> WORK INSTRUCTIONS
Report the number of lines where the string "الأعلام" occurs, and write nothing else.

** begin RECORD EXTRACTS **

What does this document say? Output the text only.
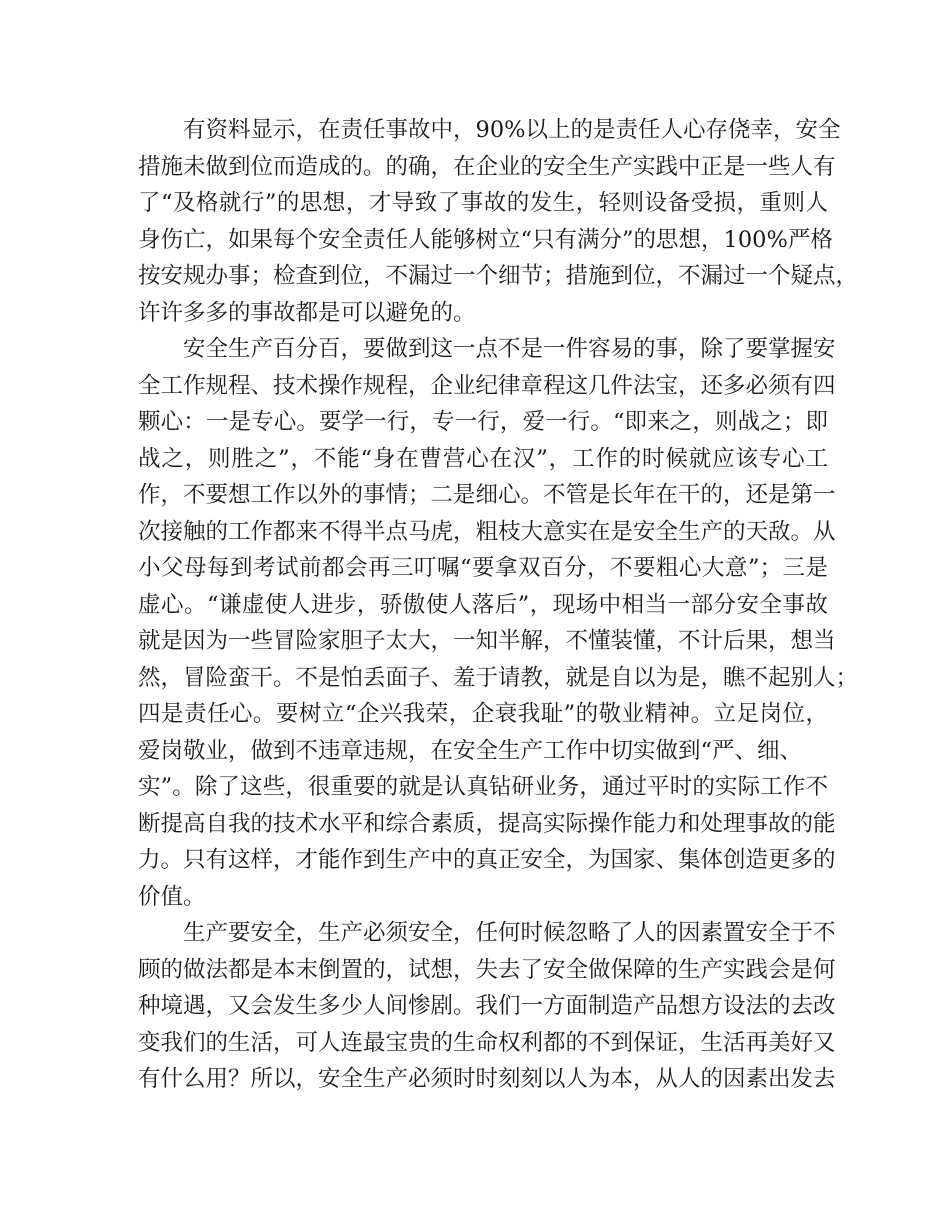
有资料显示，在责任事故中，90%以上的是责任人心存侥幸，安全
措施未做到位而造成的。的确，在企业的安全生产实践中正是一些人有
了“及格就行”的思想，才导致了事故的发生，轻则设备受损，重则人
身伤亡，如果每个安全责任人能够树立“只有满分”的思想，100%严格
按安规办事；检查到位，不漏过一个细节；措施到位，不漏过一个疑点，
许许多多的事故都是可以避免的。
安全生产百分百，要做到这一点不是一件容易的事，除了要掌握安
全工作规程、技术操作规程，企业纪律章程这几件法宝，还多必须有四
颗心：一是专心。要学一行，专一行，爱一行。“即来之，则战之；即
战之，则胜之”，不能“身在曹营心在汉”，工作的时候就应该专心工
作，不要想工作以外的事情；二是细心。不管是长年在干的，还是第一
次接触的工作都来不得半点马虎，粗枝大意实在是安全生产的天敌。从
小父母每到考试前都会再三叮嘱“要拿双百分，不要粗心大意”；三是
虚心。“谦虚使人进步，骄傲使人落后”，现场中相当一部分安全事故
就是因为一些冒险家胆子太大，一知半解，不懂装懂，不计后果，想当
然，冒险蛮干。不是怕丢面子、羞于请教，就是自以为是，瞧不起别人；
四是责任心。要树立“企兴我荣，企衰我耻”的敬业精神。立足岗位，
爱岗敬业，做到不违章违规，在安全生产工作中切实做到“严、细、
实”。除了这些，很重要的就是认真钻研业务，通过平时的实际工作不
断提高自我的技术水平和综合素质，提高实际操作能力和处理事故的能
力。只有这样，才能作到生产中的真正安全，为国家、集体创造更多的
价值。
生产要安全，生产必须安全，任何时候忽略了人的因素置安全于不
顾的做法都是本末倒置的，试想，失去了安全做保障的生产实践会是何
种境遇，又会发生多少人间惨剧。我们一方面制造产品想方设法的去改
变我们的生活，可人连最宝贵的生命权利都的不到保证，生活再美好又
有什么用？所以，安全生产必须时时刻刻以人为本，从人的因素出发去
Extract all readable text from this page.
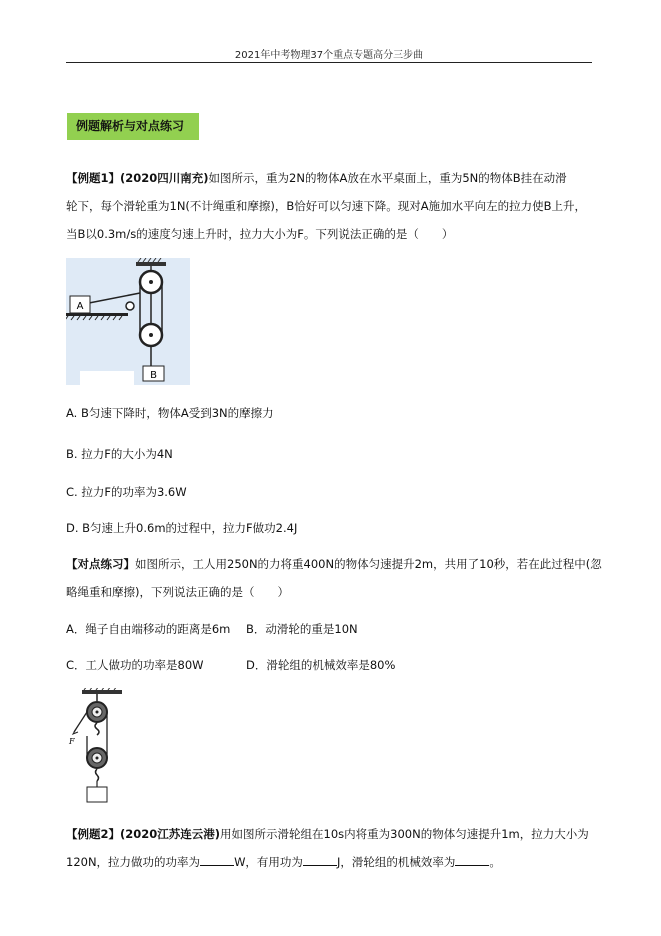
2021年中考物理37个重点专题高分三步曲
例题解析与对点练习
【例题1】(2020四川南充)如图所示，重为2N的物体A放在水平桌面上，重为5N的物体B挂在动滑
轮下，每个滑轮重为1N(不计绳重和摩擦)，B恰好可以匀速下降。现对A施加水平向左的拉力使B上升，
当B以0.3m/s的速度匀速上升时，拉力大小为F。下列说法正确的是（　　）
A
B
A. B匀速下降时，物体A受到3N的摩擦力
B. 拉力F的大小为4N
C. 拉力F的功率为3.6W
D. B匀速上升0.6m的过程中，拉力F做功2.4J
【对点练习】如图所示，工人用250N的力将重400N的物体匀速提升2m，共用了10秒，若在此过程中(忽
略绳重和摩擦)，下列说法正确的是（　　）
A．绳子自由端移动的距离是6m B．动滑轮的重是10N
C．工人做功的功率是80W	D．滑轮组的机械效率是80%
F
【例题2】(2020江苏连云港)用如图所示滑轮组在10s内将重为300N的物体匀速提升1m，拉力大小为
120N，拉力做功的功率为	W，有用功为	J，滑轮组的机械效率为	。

** end RECORD EXTRACTS **
** begin RECORD EXTRACTS **

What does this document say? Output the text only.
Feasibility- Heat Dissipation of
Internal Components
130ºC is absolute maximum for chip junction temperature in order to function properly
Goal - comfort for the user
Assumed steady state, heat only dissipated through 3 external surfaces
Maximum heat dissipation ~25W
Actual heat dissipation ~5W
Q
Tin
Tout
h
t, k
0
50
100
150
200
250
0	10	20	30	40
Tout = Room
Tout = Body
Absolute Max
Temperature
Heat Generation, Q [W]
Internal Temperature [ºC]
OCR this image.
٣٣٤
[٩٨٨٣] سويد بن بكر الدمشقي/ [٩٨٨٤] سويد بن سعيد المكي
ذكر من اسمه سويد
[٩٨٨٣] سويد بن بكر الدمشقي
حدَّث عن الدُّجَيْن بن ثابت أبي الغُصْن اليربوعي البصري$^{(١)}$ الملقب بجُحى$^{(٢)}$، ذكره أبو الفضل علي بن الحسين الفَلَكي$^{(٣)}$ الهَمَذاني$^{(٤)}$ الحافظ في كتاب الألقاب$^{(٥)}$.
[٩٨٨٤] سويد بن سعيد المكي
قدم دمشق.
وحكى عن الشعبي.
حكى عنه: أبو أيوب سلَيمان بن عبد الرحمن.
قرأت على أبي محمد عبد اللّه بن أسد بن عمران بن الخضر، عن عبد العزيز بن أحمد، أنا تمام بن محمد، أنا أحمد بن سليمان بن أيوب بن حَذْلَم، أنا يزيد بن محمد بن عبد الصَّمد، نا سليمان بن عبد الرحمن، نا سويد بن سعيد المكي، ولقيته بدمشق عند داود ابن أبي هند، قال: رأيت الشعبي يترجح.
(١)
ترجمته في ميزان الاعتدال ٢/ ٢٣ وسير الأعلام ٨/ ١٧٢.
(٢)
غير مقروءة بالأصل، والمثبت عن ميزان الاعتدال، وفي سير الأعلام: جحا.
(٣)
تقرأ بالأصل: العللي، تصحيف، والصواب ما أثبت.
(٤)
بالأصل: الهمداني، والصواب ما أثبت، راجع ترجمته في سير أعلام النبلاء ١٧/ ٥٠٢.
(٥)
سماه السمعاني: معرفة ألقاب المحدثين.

** end RECORD EXTRACTS **
** begin RECORD EXTRACTS **

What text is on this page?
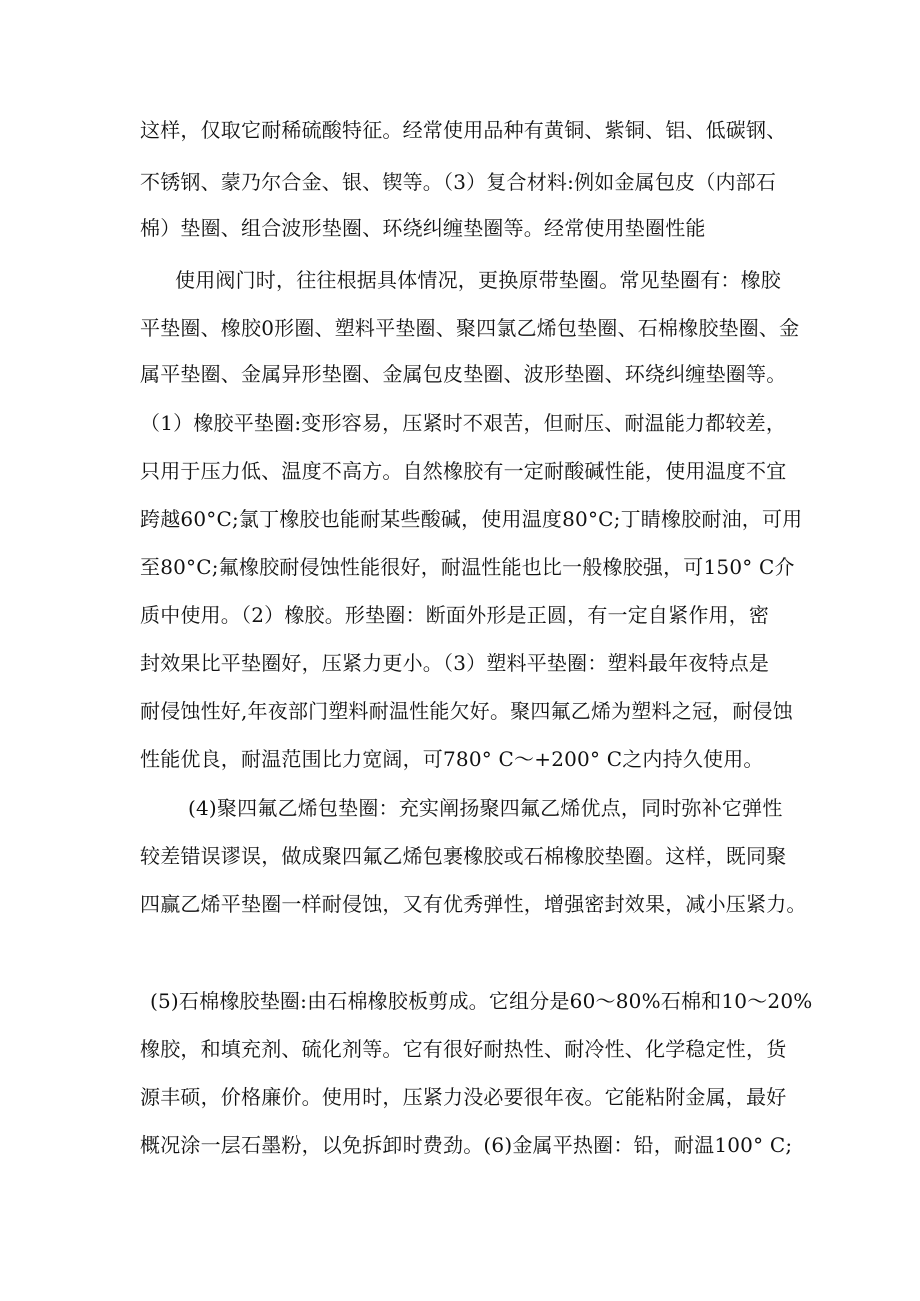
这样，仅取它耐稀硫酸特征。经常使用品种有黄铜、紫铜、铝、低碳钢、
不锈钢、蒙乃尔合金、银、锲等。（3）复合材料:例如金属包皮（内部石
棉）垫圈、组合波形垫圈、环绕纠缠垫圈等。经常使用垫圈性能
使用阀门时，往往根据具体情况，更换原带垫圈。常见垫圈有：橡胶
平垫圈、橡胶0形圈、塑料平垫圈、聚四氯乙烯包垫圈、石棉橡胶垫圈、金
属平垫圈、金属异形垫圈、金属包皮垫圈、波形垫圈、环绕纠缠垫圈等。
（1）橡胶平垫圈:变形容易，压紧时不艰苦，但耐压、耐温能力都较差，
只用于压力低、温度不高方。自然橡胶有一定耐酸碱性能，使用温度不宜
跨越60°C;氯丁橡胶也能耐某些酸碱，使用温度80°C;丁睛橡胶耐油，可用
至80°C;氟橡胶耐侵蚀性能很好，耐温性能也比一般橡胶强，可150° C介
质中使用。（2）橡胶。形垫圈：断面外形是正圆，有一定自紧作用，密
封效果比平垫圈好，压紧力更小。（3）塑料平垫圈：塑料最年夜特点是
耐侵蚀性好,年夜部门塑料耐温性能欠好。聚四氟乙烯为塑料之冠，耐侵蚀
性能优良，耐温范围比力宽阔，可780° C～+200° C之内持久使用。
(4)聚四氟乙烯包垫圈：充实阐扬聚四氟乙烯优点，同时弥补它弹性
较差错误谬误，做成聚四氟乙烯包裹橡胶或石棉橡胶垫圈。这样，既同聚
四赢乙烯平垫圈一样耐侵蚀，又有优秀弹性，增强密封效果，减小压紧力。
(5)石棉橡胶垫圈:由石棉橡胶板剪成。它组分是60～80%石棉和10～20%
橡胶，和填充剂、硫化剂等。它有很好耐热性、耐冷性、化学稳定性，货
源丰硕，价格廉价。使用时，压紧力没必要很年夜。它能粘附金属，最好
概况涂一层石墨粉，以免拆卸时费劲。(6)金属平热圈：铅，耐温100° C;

** end RECORD EXTRACTS **

> RESULT FOR THIS TASK
2